* Task description:
Your task is to print all of the material verbatim.

◆ ◆ ◆ ◆

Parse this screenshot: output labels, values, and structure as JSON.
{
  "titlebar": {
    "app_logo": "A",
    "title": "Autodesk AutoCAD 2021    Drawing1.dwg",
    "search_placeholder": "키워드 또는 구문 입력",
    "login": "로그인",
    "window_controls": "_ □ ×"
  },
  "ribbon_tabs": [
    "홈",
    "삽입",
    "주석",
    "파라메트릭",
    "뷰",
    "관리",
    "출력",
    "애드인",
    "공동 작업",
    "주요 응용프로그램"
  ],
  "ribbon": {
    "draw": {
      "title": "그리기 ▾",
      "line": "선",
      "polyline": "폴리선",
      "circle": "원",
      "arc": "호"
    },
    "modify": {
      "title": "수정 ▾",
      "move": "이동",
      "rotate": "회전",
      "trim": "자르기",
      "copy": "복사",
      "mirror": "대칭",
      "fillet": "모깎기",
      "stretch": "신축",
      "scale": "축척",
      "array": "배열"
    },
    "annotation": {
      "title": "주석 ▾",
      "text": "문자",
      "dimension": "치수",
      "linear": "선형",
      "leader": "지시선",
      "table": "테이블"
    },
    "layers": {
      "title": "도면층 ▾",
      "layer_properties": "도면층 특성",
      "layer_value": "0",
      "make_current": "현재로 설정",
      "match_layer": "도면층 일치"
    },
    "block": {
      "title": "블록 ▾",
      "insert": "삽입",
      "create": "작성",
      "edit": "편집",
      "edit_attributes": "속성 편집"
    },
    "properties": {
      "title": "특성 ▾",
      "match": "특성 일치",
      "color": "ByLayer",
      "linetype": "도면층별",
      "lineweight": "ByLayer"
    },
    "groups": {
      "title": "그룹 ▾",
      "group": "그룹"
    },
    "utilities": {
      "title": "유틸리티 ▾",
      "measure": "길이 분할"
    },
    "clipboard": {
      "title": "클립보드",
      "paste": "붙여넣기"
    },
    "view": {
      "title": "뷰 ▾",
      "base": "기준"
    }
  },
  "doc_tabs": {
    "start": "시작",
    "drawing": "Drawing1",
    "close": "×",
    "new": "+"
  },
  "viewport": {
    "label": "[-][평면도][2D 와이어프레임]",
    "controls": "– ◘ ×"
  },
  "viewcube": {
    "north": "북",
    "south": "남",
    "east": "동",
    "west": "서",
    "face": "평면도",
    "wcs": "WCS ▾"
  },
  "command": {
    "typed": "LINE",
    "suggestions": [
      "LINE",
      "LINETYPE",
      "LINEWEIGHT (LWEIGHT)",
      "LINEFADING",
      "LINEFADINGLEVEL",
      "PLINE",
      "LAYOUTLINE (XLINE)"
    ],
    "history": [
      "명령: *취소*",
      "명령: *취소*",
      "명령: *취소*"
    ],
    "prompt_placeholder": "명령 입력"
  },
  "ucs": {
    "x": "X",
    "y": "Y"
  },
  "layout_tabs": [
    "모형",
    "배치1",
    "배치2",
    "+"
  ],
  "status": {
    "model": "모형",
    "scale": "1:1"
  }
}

◆ ◆ ◆ ◆

* Solution to the problem:
Parse this screenshot: output labels, values, and structure as JSON.
{
  "titlebar": {
    "app_logo": "A",
    "title": "Autodesk AutoCAD 2021    Drawing1.dwg",
    "search_placeholder": "키워드 또는 구문 입력",
    "login": "로그인",
    "window_controls": "_ □ ×"
  },
  "ribbon_tabs": [
    "홈",
    "삽입",
    "주석",
    "파라메트릭",
    "뷰",
    "관리",
    "출력",
    "애드인",
    "공동 작업",
    "주요 응용프로그램"
  ],
  "ribbon": {
    "draw": {
      "title": "그리기 ▾",
      "line": "선",
      "polyline": "폴리선",
      "circle": "원",
      "arc": "호"
    },
    "modify": {
      "title": "수정 ▾",
      "move": "이동",
      "rotate": "회전",
      "trim": "자르기",
      "copy": "복사",
      "mirror": "대칭",
      "fillet": "모깎기",
      "stretch": "신축",
      "scale": "축척",
      "array": "배열"
    },
    "annotation": {
      "title": "주석 ▾",
      "text": "문자",
      "dimension": "치수",
      "linear": "선형",
      "leader": "지시선",
      "table": "테이블"
    },
    "layers": {
      "title": "도면층 ▾",
      "layer_properties": "도면층 특성",
      "layer_value": "0",
      "make_current": "현재로 설정",
      "match_layer": "도면층 일치"
    },
    "block": {
      "title": "블록 ▾",
      "insert": "삽입",
      "create": "작성",
      "edit": "편집",
      "edit_attributes": "속성 편집"
    },
    "properties": {
      "title": "특성 ▾",
      "match": "특성 일치",
      "color": "ByLayer",
      "linetype": "도면층별",
      "lineweight": "ByLayer"
    },
    "groups": {
      "title": "그룹 ▾",
      "group": "그룹"
    },
    "utilities": {
      "title": "유틸리티 ▾",
      "measure": "길이 분할"
    },
    "clipboard": {
      "title": "클립보드",
      "paste": "붙여넣기"
    },
    "view": {
      "title": "뷰 ▾",
      "base": "기준"
    }
  },
  "doc_tabs": {
    "start": "시작",
    "drawing": "Drawing1",
    "close": "×",
    "new": "+"
  },
  "viewport": {
    "label": "[-][평면도][2D 와이어프레임]",
    "controls": "– ◘ ×"
  },
  "viewcube": {
    "north": "북",
    "south": "남",
    "east": "동",
    "west": "서",
    "face": "평면도",
    "wcs": "WCS ▾"
  },
  "command": {
    "typed": "LINE",
    "suggestions": [
      "LINE",
      "LINETYPE",
      "LINEWEIGHT (LWEIGHT)",
      "LINEFADING",
      "LINEFADINGLEVEL",
      "PLINE",
      "LAYOUTLINE (XLINE)"
    ],
    "history": [
      "명령: *취소*",
      "명령: *취소*",
      "명령: *취소*"
    ],
    "prompt_placeholder": "명령 입력"
  },
  "ucs": {
    "x": "X",
    "y": "Y"
  },
  "layout_tabs": [
    "모형",
    "배치1",
    "배치2",
    "+"
  ],
  "status": {
    "model": "모형",
    "scale": "1:1"
  }
}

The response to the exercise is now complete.